(Records excerpted from a collection)
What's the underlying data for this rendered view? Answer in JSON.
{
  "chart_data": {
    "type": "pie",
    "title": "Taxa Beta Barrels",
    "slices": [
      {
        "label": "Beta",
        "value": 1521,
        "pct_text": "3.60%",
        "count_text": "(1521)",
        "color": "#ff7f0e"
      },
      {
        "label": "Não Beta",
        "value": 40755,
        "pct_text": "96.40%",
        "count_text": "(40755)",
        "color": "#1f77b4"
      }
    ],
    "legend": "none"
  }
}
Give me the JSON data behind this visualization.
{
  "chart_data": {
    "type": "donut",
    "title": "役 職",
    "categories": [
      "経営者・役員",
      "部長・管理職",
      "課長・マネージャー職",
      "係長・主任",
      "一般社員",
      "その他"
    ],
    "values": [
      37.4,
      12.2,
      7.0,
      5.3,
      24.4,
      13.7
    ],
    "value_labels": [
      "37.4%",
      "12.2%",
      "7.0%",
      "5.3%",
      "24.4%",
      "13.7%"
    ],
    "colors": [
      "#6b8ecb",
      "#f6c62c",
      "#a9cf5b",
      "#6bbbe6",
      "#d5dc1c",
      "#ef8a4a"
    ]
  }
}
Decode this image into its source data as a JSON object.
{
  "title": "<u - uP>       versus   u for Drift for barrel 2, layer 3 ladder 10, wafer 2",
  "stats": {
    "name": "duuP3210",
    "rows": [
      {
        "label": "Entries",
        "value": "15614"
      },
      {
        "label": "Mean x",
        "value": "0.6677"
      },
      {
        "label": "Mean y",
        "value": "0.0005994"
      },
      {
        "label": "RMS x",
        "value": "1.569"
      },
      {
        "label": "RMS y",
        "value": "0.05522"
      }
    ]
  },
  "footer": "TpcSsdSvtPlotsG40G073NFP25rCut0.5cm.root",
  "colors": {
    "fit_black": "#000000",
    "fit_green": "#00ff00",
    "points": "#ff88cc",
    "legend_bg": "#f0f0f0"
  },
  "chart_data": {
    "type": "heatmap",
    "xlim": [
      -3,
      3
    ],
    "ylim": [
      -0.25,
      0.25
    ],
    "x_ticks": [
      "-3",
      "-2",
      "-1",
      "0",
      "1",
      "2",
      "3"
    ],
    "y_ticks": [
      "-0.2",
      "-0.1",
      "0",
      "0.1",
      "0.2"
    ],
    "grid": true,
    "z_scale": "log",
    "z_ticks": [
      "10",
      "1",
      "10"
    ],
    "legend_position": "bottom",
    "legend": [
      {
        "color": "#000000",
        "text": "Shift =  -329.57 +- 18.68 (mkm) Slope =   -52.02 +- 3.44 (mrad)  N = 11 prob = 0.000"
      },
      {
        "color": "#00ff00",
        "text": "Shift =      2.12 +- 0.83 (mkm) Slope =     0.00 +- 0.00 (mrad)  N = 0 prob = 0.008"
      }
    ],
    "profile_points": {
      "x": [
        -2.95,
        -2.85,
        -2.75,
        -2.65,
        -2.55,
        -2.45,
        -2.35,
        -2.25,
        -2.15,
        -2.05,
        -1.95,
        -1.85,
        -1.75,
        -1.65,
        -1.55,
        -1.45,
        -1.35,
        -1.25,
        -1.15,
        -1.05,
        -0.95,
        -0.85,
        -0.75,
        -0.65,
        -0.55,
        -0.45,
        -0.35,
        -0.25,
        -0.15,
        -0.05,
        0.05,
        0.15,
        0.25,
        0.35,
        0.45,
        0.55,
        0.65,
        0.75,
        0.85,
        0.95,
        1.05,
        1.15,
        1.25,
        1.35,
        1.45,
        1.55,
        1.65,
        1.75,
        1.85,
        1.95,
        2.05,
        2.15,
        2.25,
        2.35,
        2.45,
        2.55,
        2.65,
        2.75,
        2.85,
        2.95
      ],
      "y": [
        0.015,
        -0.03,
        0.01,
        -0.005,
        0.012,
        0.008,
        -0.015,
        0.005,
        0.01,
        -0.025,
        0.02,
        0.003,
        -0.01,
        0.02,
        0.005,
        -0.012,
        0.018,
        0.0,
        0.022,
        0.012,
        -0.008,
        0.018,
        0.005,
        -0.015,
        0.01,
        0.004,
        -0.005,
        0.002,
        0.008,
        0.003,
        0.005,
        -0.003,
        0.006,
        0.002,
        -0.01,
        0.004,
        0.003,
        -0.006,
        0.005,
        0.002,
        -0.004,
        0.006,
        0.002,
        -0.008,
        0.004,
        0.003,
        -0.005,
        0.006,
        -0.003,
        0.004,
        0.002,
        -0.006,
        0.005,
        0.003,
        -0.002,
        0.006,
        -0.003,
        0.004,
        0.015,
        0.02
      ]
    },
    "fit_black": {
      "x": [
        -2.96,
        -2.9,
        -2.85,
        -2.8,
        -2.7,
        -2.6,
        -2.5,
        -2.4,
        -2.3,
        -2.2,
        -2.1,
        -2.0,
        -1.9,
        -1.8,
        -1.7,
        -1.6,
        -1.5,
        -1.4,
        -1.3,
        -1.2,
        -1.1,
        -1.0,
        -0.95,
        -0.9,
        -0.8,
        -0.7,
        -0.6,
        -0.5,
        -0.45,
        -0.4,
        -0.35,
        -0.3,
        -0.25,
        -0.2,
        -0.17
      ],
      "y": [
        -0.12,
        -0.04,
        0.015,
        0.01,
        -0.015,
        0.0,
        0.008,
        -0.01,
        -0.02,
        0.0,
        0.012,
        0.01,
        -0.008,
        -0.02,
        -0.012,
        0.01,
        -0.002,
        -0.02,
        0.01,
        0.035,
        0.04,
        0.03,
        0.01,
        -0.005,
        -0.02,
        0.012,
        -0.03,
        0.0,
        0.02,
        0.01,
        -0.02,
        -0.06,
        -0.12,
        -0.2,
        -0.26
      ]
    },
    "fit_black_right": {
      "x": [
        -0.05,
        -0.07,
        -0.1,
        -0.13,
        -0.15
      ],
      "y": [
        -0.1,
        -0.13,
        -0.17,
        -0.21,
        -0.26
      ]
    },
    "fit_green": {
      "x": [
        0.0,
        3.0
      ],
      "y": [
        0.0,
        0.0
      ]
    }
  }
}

§ **Exercise instructions**
Tally how many lines of the material contain the word "Beta". The answer must be the number and nothing else.

§ **The output**
3